Aim:
Across the material below, how many lines contain the word "Parent"? Give only the number.

------

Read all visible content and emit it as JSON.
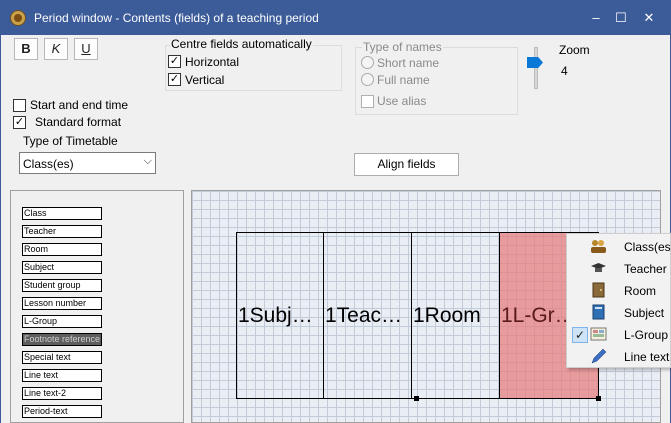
{
  "window": {
    "title": "Period window - Contents (fields) of a teaching period",
    "minimize": "–",
    "maximize": "☐",
    "close": "✕"
  },
  "format_buttons": {
    "bold": "B",
    "italic": "K",
    "underline": "U"
  },
  "centre_fields": {
    "legend": "Centre fields automatically",
    "horizontal": {
      "label": "Horizontal",
      "checked": true
    },
    "vertical": {
      "label": "Vertical",
      "checked": true
    }
  },
  "type_of_names": {
    "legend": "Type of names",
    "short_name": "Short name",
    "full_name": "Full name",
    "use_alias": "Use alias"
  },
  "zoom": {
    "label": "Zoom",
    "value": "4"
  },
  "options": {
    "start_end_time": {
      "label": "Start and end time",
      "checked": false
    },
    "standard_format": {
      "label": "Standard format",
      "checked": true
    }
  },
  "timetable_type": {
    "label": "Type of Timetable",
    "selected": "Class(es)"
  },
  "align_fields_button": "Align fields",
  "field_list": [
    "Class",
    "Teacher",
    "Room",
    "Subject",
    "Student group",
    "Lesson number",
    "L-Group",
    "Footnote reference",
    "Special text",
    "Line text",
    "Line text-2",
    "Period-text"
  ],
  "field_list_selected": "Footnote reference",
  "period_cells": [
    "1Subj…",
    "1Teac…",
    "1Room",
    "1L-Gr…"
  ],
  "context_menu": [
    {
      "label": "Class(es)",
      "icon": "class-icon",
      "checked": false
    },
    {
      "label": "Teacher",
      "icon": "teacher-icon",
      "checked": false
    },
    {
      "label": "Room",
      "icon": "room-icon",
      "checked": false
    },
    {
      "label": "Subject",
      "icon": "subject-icon",
      "checked": false
    },
    {
      "label": "L-Group",
      "icon": "lgroup-icon",
      "checked": true
    },
    {
      "label": "Line text",
      "icon": "pen-icon",
      "checked": false
    }
  ],
  "colors": {
    "titlebar": "#3c5b99",
    "highlight_cell": "#e67878",
    "slider": "#0a78d7"
  }
}
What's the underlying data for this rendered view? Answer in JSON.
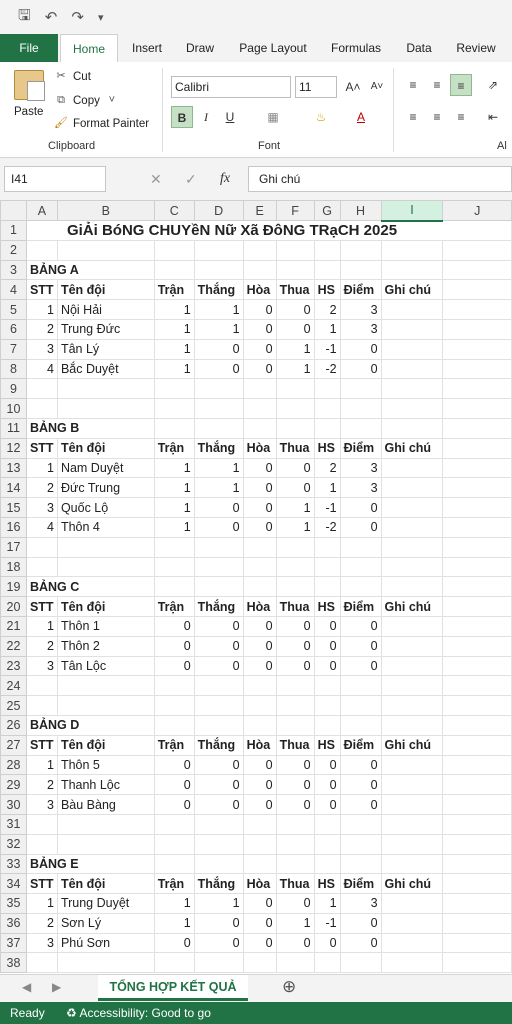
{
  "app": {
    "title": "Excel"
  },
  "tabs": [
    "File",
    "Home",
    "Insert",
    "Draw",
    "Page Layout",
    "Formulas",
    "Data",
    "Review"
  ],
  "ribbon": {
    "paste_label": "Paste",
    "cut_label": "Cut",
    "copy_label": "Copy",
    "format_painter_label": "Format Painter",
    "clipboard_label": "Clipboard",
    "font_name": "Calibri",
    "font_size": "11",
    "font_label": "Font",
    "alignment_label": "Al"
  },
  "formula_bar": {
    "name_box": "I41",
    "formula": "Ghi chú"
  },
  "columns": [
    "A",
    "B",
    "C",
    "D",
    "E",
    "F",
    "G",
    "H",
    "I",
    "J"
  ],
  "sheet": {
    "title": "GIẢI BÓNG CHUYỀN NỮ XÃ ĐÔNG TRẠCH 2025",
    "title_display": "GiẢi BóNG CHUYềN Nữ Xã ĐôNG TRạCH 2025",
    "header": [
      "STT",
      "Tên đội",
      "Trận",
      "Thắng",
      "Hòa",
      "Thua",
      "HS",
      "Điểm",
      "Ghi chú"
    ],
    "groups": [
      {
        "name": "BẢNG A",
        "teams": [
          [
            "1",
            "Nội Hải",
            "1",
            "1",
            "0",
            "0",
            "2",
            "3"
          ],
          [
            "2",
            "Trung Đức",
            "1",
            "1",
            "0",
            "0",
            "1",
            "3"
          ],
          [
            "3",
            "Tân Lý",
            "1",
            "0",
            "0",
            "1",
            "-1",
            "0"
          ],
          [
            "4",
            "Bắc Duyệt",
            "1",
            "0",
            "0",
            "1",
            "-2",
            "0"
          ]
        ]
      },
      {
        "name": "BẢNG B",
        "teams": [
          [
            "1",
            "Nam Duyệt",
            "1",
            "1",
            "0",
            "0",
            "2",
            "3"
          ],
          [
            "2",
            "Đức Trung",
            "1",
            "1",
            "0",
            "0",
            "1",
            "3"
          ],
          [
            "3",
            "Quốc Lộ",
            "1",
            "0",
            "0",
            "1",
            "-1",
            "0"
          ],
          [
            "4",
            "Thôn 4",
            "1",
            "0",
            "0",
            "1",
            "-2",
            "0"
          ]
        ]
      },
      {
        "name": "BẢNG C",
        "teams": [
          [
            "1",
            "Thôn 1",
            "0",
            "0",
            "0",
            "0",
            "0",
            "0"
          ],
          [
            "2",
            "Thôn 2",
            "0",
            "0",
            "0",
            "0",
            "0",
            "0"
          ],
          [
            "3",
            "Tân Lộc",
            "0",
            "0",
            "0",
            "0",
            "0",
            "0"
          ]
        ]
      },
      {
        "name": "BẢNG D",
        "teams": [
          [
            "1",
            "Thôn 5",
            "0",
            "0",
            "0",
            "0",
            "0",
            "0"
          ],
          [
            "2",
            "Thanh Lộc",
            "0",
            "0",
            "0",
            "0",
            "0",
            "0"
          ],
          [
            "3",
            "Bàu Bàng",
            "0",
            "0",
            "0",
            "0",
            "0",
            "0"
          ]
        ]
      },
      {
        "name": "BẢNG E",
        "teams": [
          [
            "1",
            "Trung Duyệt",
            "1",
            "1",
            "0",
            "0",
            "1",
            "3"
          ],
          [
            "2",
            "Sơn Lý",
            "1",
            "0",
            "0",
            "1",
            "-1",
            "0"
          ],
          [
            "3",
            "Phú Sơn",
            "0",
            "0",
            "0",
            "0",
            "0",
            "0"
          ]
        ]
      }
    ]
  },
  "sheet_tab": "TỔNG HỢP KẾT QUẢ",
  "status": {
    "ready": "Ready",
    "accessibility": "Accessibility: Good to go"
  }
}
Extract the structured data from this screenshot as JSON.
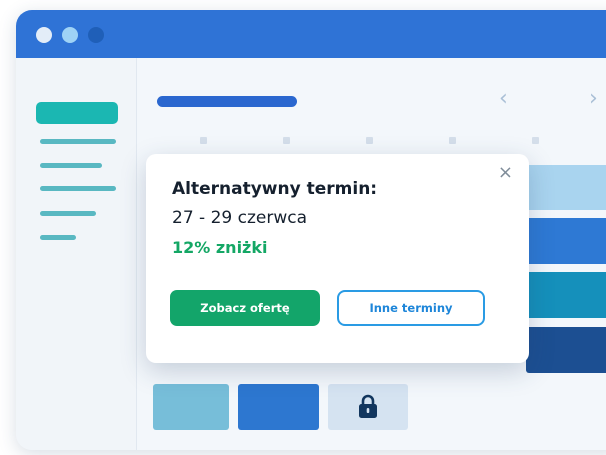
{
  "window": {
    "controls": [
      "window-dot-light",
      "window-dot-sky",
      "window-dot-blue"
    ]
  },
  "calendar": {
    "prev_icon": "‹",
    "next_icon": "›",
    "locked_icon": "lock-icon"
  },
  "popup": {
    "close_icon": "×",
    "title": "Alternatywny termin:",
    "dates": "27 - 29 czerwca",
    "discount": "12% zniżki",
    "primary_button": "Zobacz ofertę",
    "secondary_button": "Inne terminy"
  },
  "colors": {
    "titlebar": "#2f73d6",
    "accent_teal": "#1bb7b2",
    "discount_green": "#14a765",
    "primary_button": "#13a56a",
    "secondary_border": "#2a9be4"
  }
}
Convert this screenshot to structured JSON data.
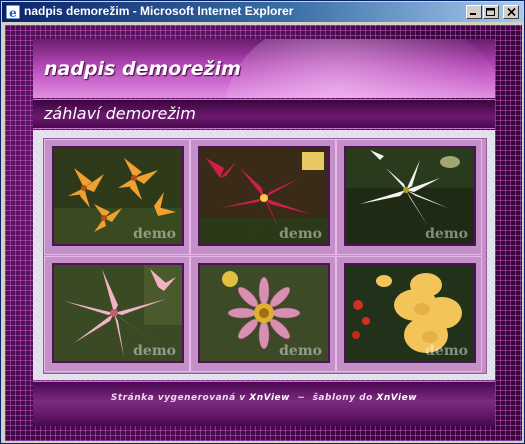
{
  "window": {
    "title": "nadpis demorežim - Microsoft Internet Explorer",
    "icons": {
      "app": "ie-icon",
      "minimize": "minimize-icon",
      "maximize": "maximize-icon",
      "close": "close-icon"
    }
  },
  "header": {
    "title": "nadpis demorežim"
  },
  "subheader": {
    "title": "záhlaví demorežim"
  },
  "gallery": {
    "watermark": "demo",
    "thumbnails": [
      {
        "name": "orange-lilies-photo",
        "watermark": "demo"
      },
      {
        "name": "red-lily-photo",
        "watermark": "demo"
      },
      {
        "name": "white-lily-photo",
        "watermark": "demo"
      },
      {
        "name": "pink-lily-photo",
        "watermark": "demo"
      },
      {
        "name": "gazania-flower-photo",
        "watermark": "demo"
      },
      {
        "name": "yellow-gladiolus-photo",
        "watermark": "demo"
      }
    ]
  },
  "footer": {
    "prefix": "Stránka vygenerovaná v",
    "link1": "XnView",
    "separator": "~",
    "middle": "šablony do",
    "link2": "XnView"
  },
  "colors": {
    "accent": "#b448b6",
    "dark": "#4a0850",
    "titlebar": "#0a246a"
  }
}
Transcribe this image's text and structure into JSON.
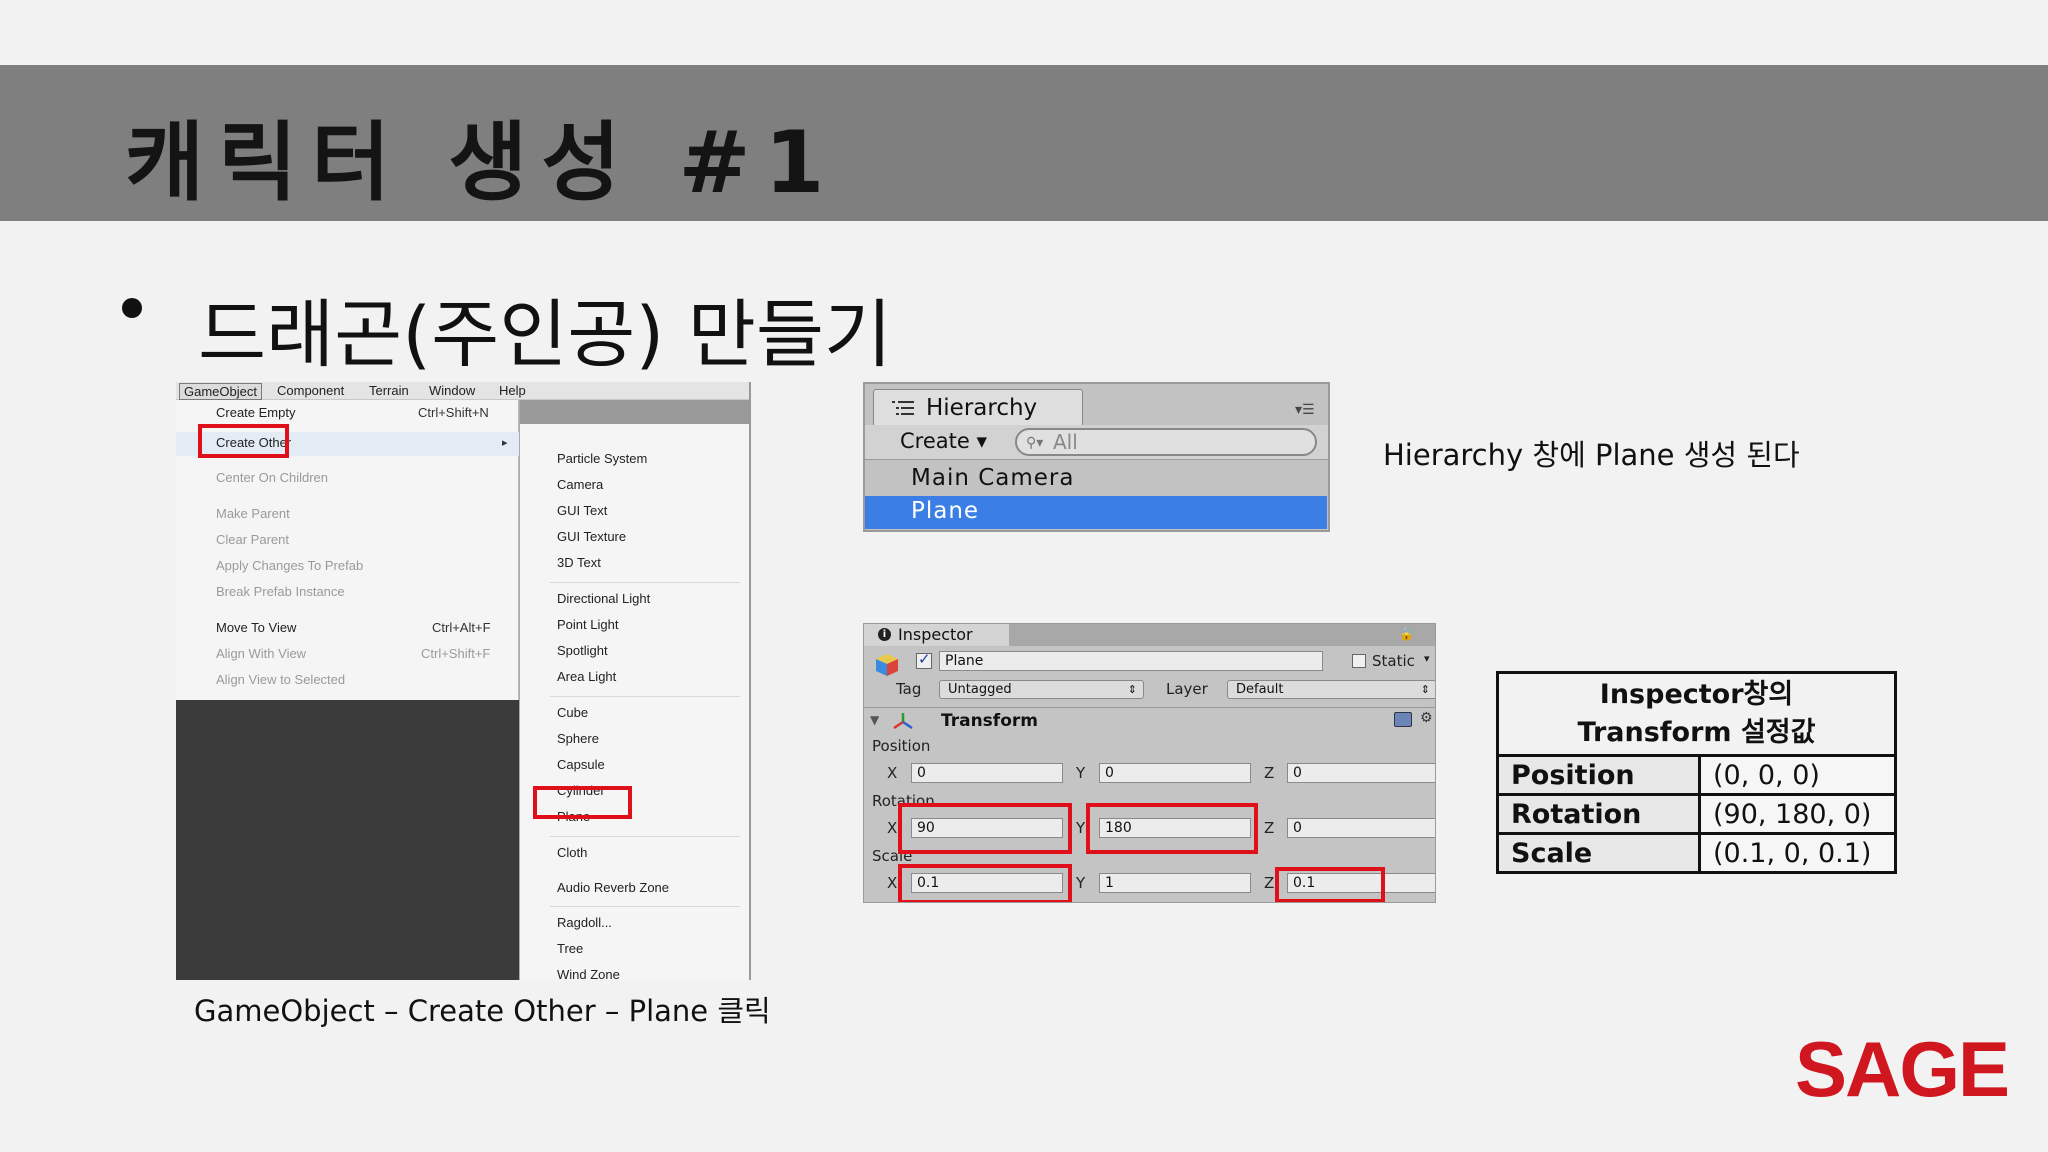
{
  "slide": {
    "title": "캐릭터 생성 #1",
    "bullet": "드래곤(주인공) 만들기",
    "logo": "SAGE",
    "logo_color": "#d0171f",
    "highlight_color": "#e0101a"
  },
  "menu_screenshot": {
    "menubar": [
      "GameObject",
      "Component",
      "Terrain",
      "Window",
      "Help"
    ],
    "left_menu": {
      "create_empty": "Create Empty",
      "create_empty_shortcut": "Ctrl+Shift+N",
      "create_other": "Create Other",
      "center_on_children": "Center On Children",
      "make_parent": "Make Parent",
      "clear_parent": "Clear Parent",
      "apply_changes": "Apply Changes To Prefab",
      "break_prefab": "Break Prefab Instance",
      "move_to_view": "Move To View",
      "move_to_view_shortcut": "Ctrl+Alt+F",
      "align_with_view": "Align With View",
      "align_with_view_shortcut": "Ctrl+Shift+F",
      "align_view_to_selected": "Align View to Selected"
    },
    "submenu": [
      "Particle System",
      "Camera",
      "GUI Text",
      "GUI Texture",
      "3D Text",
      "Directional Light",
      "Point Light",
      "Spotlight",
      "Area Light",
      "Cube",
      "Sphere",
      "Capsule",
      "Cylinder",
      "Plane",
      "Cloth",
      "Audio Reverb Zone",
      "Ragdoll...",
      "Tree",
      "Wind Zone"
    ],
    "caption": "GameObject – Create Other – Plane 클릭"
  },
  "hierarchy": {
    "tab_label": "Hierarchy",
    "create_label": "Create ▾",
    "search_placeholder": "All",
    "rows": [
      "Main Camera",
      "Plane"
    ],
    "selected_row": "Plane",
    "selection_color": "#3b7fe6",
    "caption": "Hierarchy 창에 Plane 생성 된다"
  },
  "inspector": {
    "tab_label": "Inspector",
    "object_name": "Plane",
    "static_label": "Static",
    "tag_label": "Tag",
    "tag_value": "Untagged",
    "layer_label": "Layer",
    "layer_value": "Default",
    "component": "Transform",
    "position_label": "Position",
    "rotation_label": "Rotation",
    "scale_label": "Scale",
    "axis_x": "X",
    "axis_y": "Y",
    "axis_z": "Z",
    "position": {
      "x": "0",
      "y": "0",
      "z": "0"
    },
    "rotation": {
      "x": "90",
      "y": "180",
      "z": "0"
    },
    "scale": {
      "x": "0.1",
      "y": "1",
      "z": "0.1"
    }
  },
  "table": {
    "header_line1": "Inspector창의",
    "header_line2": "Transform 설정값",
    "rows": [
      {
        "key": "Position",
        "value": "(0, 0, 0)"
      },
      {
        "key": "Rotation",
        "value": "(90, 180, 0)"
      },
      {
        "key": "Scale",
        "value": "(0.1, 0, 0.1)"
      }
    ]
  }
}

------

Answer below:
2